▶ _WHAT YOU HAVE TO DO_: Pull out each line of the records holding the string "shop".

::: DATA EXTRACT

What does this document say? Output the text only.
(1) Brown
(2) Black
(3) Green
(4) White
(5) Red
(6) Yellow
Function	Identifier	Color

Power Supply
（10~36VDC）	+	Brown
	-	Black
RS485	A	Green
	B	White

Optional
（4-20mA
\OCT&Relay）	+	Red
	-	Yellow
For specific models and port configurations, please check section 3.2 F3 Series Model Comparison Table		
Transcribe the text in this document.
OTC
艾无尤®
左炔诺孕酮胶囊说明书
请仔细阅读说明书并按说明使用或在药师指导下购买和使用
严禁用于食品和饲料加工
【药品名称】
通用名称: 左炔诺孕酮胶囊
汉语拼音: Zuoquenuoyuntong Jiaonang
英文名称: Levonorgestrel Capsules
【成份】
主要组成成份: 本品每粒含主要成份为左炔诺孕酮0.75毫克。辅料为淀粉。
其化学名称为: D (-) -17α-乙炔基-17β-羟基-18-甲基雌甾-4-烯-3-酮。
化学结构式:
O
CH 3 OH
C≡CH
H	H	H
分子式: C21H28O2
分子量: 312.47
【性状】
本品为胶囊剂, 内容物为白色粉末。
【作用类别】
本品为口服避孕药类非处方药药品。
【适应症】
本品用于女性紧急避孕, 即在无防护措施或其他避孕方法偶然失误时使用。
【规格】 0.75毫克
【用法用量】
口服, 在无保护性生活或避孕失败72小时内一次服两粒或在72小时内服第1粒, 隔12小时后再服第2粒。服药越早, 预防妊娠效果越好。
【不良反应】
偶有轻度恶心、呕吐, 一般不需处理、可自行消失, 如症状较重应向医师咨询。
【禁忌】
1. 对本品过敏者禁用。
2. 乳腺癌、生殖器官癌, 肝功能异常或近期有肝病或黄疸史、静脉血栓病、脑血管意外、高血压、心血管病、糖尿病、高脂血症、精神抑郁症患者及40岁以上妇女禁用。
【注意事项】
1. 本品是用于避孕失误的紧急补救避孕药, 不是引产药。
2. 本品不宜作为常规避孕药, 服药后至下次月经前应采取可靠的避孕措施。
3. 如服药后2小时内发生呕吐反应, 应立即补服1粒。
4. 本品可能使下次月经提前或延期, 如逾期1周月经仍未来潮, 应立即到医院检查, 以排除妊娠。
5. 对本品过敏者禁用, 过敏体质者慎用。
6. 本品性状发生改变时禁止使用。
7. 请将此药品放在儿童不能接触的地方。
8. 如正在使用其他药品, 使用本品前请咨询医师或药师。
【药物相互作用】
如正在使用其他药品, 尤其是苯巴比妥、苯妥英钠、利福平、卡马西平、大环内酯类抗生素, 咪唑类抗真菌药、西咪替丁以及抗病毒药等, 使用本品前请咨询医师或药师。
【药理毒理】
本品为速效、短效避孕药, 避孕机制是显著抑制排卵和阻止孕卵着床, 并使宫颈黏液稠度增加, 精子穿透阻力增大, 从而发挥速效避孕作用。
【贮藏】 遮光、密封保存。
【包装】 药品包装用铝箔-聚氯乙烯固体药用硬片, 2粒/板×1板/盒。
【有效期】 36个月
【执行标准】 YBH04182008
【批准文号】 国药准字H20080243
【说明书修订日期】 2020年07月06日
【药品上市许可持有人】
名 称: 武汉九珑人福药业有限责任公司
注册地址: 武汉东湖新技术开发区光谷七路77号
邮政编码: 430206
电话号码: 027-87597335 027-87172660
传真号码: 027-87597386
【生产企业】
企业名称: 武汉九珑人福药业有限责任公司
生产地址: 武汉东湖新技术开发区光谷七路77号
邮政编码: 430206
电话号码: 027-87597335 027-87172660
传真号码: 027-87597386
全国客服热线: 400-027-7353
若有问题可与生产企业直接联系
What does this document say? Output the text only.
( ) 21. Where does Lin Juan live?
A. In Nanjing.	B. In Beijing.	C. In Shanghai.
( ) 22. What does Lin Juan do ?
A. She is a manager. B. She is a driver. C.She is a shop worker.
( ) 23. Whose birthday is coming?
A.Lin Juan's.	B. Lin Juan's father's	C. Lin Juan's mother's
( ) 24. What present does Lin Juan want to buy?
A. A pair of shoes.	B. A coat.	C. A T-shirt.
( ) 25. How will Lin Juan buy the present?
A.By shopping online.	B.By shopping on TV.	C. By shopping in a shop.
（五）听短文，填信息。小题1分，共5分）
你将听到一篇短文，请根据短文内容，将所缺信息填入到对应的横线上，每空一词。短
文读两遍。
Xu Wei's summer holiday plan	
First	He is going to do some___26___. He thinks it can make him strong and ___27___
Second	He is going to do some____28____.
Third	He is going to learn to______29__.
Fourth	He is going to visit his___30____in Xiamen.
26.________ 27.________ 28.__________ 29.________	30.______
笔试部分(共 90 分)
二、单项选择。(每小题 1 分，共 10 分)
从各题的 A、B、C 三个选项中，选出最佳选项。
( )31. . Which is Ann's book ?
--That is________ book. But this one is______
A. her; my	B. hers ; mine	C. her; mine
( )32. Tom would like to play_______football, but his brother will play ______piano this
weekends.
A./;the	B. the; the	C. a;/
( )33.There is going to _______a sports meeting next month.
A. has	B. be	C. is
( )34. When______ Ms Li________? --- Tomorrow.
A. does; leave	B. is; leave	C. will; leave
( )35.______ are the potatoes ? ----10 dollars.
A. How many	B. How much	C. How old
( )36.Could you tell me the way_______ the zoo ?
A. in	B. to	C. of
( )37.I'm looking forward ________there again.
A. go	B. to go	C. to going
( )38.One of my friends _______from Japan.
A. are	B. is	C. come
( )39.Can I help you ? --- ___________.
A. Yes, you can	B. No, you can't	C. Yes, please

::::::

▶ _ANSWER_:
A. She is a manager. B. She is a driver. C.She is a shop worker.
A.By shopping online.	B.By shopping on TV.	C. By shopping in a shop.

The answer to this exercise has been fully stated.